▸ **Task to carry out**: Search the records for "period" and copy each line that holds it.

Extracted data entries
________________________________________
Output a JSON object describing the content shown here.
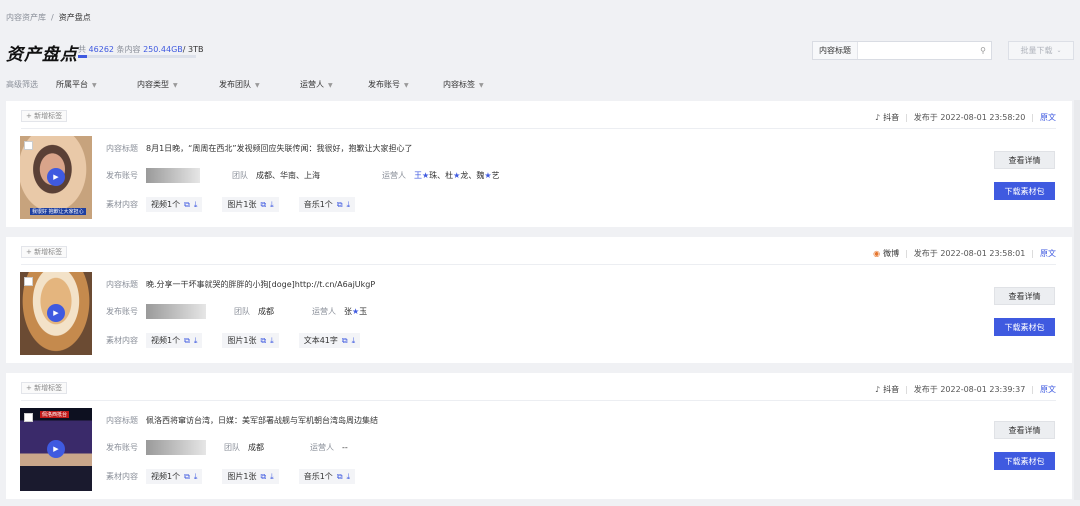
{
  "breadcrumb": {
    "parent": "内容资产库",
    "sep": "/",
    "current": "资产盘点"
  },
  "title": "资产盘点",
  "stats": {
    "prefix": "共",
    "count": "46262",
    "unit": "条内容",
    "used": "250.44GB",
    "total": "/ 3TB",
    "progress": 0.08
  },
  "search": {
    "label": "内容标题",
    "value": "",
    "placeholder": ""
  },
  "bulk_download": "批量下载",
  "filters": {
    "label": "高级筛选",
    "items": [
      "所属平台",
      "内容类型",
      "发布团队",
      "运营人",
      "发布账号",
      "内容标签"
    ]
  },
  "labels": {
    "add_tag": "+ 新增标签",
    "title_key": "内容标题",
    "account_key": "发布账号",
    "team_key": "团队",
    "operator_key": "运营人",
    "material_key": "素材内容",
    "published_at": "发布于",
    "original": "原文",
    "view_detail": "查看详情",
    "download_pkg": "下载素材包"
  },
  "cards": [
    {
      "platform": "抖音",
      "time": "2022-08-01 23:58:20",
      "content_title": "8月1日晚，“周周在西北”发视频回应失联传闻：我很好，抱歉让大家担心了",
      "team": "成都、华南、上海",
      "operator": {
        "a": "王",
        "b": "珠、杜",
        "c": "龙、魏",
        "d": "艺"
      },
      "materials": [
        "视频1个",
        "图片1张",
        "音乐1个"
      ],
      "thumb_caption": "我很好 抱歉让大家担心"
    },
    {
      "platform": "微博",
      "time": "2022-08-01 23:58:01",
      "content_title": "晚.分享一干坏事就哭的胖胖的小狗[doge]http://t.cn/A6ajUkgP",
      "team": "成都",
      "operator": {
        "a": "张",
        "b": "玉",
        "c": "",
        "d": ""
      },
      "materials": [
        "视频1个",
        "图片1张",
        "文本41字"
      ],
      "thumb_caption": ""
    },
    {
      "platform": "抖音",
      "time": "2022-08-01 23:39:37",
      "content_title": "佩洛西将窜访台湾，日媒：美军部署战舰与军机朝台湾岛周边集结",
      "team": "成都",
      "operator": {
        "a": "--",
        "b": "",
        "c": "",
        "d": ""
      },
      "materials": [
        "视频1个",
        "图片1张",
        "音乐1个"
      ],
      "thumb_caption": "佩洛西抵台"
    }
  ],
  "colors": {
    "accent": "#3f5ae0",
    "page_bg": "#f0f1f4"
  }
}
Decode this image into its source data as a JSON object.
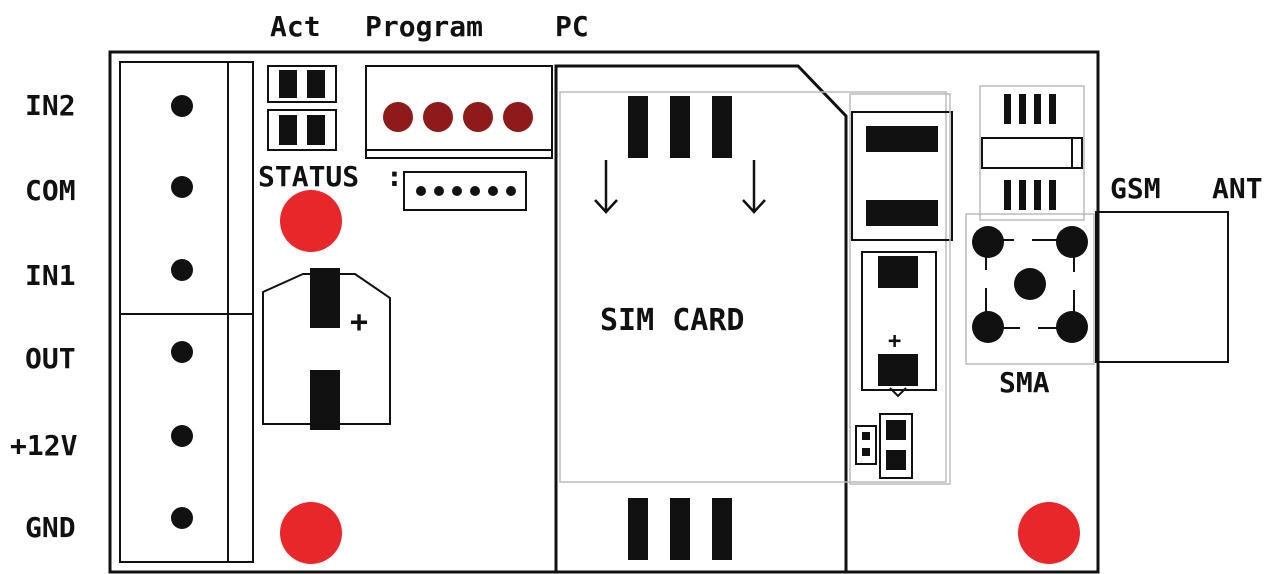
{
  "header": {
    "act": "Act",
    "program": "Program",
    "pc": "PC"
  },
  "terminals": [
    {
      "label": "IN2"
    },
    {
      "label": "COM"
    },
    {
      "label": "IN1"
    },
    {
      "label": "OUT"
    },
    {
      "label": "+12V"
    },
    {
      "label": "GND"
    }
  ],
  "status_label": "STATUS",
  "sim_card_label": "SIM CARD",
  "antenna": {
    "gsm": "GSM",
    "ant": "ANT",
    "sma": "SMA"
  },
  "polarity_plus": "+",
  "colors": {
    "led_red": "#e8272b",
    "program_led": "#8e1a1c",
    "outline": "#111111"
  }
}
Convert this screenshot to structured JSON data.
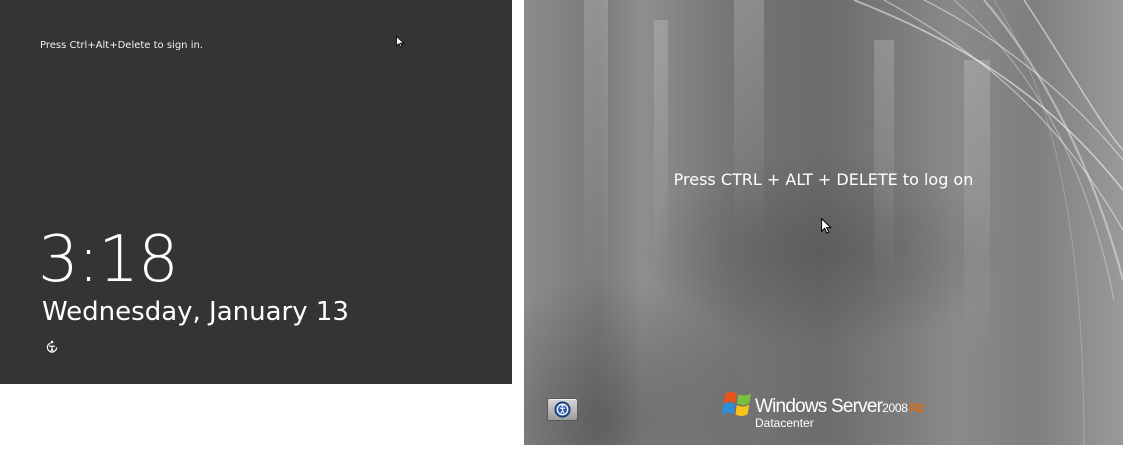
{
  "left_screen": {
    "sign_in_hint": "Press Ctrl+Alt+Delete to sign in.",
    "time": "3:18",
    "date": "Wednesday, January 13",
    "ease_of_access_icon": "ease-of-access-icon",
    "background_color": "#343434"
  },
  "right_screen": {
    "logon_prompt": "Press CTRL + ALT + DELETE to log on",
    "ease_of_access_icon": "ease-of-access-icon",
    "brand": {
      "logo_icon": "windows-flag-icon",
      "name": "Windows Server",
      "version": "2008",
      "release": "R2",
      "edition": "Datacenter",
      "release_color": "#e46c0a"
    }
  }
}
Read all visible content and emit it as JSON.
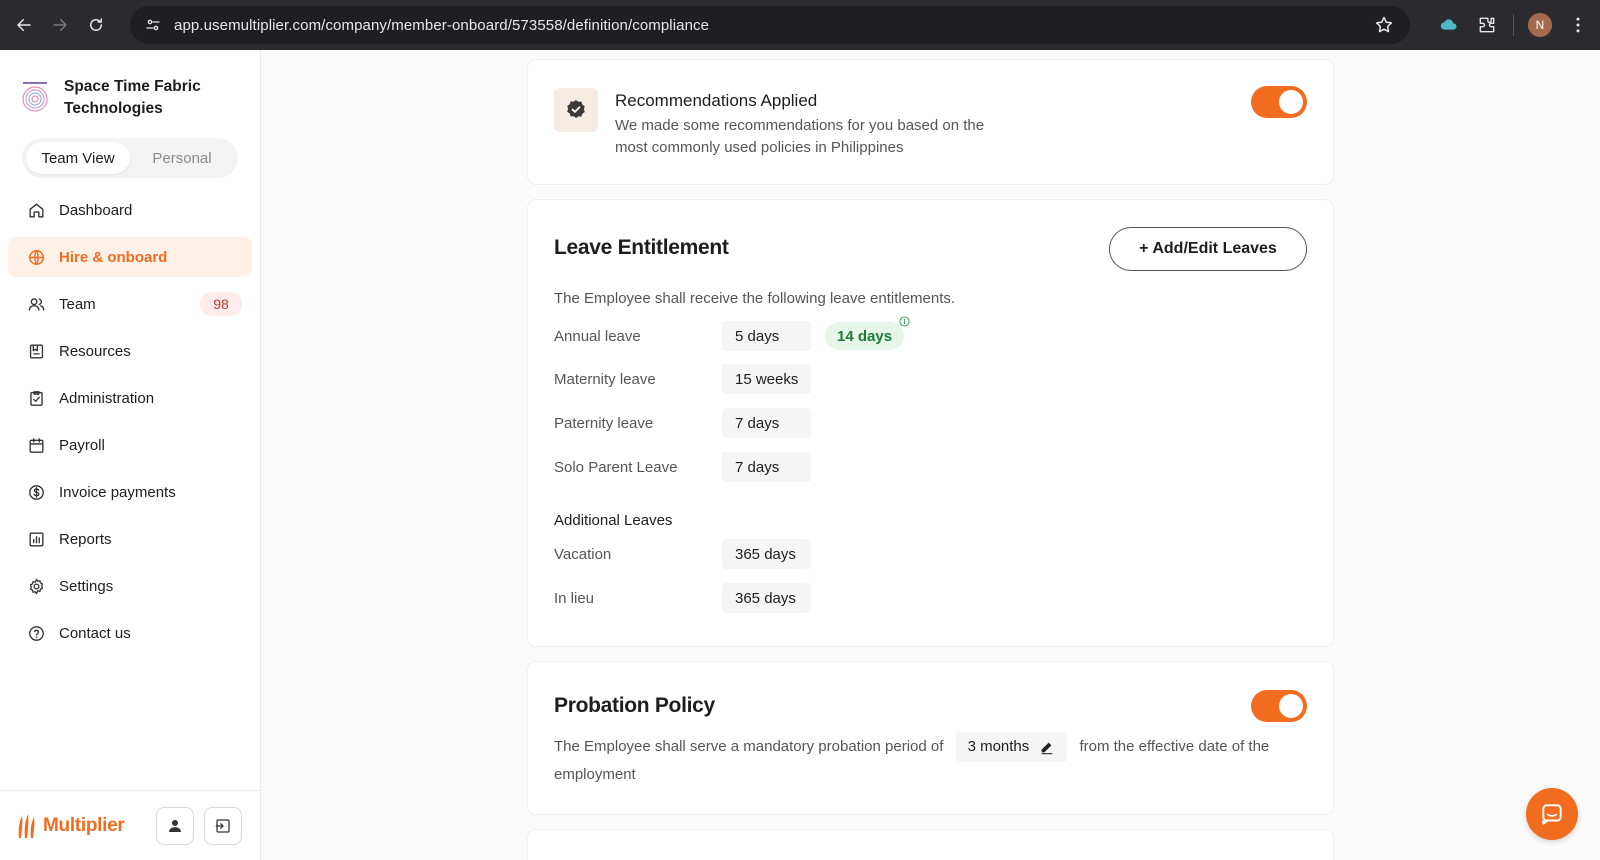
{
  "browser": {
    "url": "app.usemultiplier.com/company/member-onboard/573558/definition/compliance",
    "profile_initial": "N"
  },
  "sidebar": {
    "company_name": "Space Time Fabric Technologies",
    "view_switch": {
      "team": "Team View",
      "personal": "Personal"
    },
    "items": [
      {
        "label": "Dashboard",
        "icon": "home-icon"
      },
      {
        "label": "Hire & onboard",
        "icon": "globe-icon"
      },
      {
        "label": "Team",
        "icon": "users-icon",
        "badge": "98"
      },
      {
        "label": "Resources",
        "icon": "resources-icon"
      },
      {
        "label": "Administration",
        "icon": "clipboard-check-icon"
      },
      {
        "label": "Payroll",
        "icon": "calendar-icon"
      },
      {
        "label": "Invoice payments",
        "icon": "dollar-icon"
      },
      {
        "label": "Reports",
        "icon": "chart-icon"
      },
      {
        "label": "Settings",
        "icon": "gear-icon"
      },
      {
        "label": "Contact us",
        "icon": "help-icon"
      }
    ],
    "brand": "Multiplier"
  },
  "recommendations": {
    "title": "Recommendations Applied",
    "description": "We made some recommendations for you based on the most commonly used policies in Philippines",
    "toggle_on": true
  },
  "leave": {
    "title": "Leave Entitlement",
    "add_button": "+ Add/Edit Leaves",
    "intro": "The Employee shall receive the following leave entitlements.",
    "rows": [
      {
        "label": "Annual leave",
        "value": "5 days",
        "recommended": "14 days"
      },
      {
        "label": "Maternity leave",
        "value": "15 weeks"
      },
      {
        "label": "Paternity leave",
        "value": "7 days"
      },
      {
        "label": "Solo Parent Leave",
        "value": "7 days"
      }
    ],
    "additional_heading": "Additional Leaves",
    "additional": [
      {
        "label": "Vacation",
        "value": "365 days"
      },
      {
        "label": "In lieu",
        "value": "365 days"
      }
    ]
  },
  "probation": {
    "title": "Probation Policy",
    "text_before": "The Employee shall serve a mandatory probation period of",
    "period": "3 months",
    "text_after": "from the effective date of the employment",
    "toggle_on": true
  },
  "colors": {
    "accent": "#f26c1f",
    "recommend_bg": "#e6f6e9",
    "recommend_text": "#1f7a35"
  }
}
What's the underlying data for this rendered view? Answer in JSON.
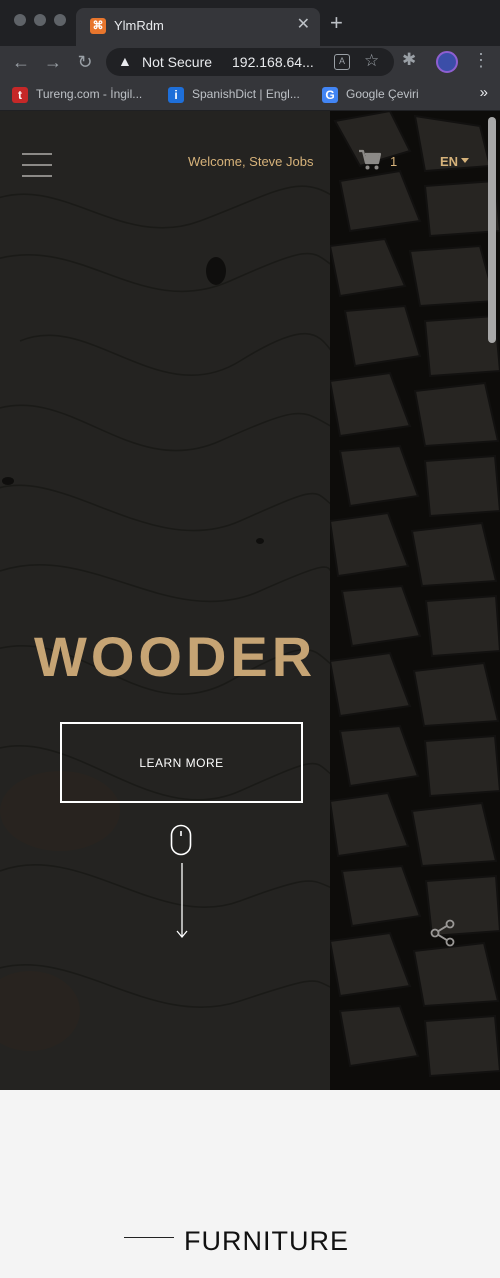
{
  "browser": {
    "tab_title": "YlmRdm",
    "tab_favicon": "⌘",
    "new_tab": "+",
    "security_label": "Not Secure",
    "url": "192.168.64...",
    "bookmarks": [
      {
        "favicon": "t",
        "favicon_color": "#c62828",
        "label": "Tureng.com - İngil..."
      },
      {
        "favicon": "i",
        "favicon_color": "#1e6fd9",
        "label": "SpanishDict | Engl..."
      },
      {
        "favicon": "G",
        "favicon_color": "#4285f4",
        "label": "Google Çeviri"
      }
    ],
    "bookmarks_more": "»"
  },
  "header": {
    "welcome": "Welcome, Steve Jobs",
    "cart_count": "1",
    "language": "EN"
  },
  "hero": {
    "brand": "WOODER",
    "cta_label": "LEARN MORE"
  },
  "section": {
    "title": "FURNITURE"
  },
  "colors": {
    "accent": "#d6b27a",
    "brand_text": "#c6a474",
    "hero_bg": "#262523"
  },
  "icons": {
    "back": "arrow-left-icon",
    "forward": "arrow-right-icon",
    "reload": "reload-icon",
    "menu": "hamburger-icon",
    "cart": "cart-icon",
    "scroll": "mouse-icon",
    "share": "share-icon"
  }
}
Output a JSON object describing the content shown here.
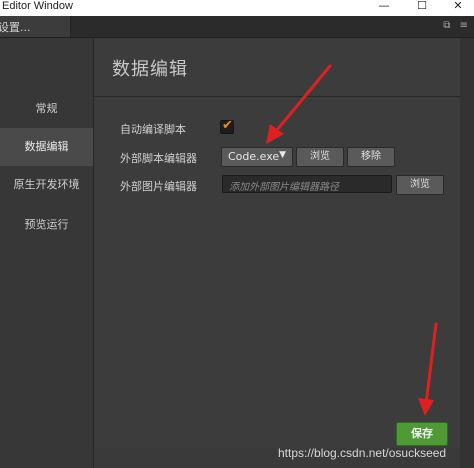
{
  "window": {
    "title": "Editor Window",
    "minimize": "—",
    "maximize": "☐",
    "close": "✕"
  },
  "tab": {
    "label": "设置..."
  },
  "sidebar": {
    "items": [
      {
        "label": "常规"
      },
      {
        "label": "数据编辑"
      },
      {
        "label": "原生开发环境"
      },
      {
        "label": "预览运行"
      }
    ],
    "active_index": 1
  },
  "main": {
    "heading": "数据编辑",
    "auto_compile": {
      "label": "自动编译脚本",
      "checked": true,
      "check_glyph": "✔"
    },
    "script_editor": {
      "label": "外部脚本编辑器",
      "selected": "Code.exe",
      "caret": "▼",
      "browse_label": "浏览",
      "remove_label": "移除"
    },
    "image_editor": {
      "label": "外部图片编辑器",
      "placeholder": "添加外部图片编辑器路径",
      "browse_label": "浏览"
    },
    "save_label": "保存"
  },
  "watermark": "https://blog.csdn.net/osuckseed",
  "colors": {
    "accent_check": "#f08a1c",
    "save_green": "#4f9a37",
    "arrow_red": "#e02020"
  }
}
________________________________________
▸ **Result below**:
    "text_before": "The Employee shall serve a mandatory probation period of",
    "period": "3 months",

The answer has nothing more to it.